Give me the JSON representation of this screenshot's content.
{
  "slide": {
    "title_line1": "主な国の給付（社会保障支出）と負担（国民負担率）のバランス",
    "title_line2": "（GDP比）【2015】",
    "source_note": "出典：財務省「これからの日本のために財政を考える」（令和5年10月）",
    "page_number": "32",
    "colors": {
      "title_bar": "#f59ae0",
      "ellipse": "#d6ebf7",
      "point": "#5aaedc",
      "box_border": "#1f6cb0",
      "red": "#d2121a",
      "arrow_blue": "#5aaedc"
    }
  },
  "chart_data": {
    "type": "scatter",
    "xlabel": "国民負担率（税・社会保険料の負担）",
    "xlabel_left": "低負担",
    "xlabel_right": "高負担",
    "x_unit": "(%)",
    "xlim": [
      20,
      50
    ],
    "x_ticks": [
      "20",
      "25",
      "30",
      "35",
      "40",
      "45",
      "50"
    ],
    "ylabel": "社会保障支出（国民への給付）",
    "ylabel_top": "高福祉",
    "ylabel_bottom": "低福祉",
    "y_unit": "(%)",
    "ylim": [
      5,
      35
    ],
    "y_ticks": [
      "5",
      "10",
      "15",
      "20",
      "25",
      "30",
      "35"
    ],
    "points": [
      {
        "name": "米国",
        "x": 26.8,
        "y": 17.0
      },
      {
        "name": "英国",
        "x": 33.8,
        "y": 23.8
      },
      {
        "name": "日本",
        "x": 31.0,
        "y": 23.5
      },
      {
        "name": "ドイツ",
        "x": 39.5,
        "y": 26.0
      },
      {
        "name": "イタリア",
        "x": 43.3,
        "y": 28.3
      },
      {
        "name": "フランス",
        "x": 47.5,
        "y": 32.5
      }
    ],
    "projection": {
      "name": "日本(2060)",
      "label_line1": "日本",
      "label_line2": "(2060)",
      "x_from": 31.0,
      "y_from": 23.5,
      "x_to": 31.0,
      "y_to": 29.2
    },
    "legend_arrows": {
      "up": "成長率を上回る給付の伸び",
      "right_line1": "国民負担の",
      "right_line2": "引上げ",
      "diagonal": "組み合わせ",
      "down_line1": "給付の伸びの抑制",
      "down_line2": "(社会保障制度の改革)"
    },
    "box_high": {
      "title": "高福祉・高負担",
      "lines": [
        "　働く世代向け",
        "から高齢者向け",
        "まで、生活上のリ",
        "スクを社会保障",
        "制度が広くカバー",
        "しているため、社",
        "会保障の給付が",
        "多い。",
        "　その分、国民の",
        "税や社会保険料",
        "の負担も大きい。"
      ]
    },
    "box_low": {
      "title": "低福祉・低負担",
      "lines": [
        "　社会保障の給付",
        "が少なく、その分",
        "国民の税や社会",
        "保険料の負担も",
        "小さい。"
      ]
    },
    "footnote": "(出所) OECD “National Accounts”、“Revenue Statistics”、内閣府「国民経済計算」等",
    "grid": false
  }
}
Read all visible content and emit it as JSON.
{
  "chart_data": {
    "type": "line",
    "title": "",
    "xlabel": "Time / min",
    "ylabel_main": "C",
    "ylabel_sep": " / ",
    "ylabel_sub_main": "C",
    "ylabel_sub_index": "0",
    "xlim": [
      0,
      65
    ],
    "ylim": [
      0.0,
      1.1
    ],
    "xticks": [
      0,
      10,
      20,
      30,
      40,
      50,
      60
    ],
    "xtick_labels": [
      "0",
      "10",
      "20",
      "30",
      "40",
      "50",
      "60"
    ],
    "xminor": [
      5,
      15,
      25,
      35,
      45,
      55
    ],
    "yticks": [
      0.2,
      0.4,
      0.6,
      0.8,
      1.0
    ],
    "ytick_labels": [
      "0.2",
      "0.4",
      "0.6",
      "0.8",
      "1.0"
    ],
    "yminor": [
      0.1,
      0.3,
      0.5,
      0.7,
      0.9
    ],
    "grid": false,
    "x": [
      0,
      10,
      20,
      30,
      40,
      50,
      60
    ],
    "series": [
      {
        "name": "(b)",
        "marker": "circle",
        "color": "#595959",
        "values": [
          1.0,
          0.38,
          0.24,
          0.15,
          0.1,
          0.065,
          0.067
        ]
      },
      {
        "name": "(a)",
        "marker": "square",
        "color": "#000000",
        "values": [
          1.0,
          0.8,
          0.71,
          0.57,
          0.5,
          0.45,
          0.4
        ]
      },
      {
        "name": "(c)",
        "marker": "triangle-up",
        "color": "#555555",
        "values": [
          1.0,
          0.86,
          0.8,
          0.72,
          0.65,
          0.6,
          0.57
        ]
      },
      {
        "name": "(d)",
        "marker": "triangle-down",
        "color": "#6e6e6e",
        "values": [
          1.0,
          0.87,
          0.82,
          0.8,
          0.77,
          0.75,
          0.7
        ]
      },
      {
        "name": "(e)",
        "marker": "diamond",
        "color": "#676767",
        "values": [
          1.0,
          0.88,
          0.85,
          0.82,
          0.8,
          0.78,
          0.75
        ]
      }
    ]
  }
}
-----
_Work to complete:_ From the records given above, copy all lines containing "社会保障支出".

_Result for this exercise:_
    "title_line1": "主な国の給付（社会保障支出）と負担（国民負担率）のバランス",
    "ylabel": "社会保障支出（国民への給付）",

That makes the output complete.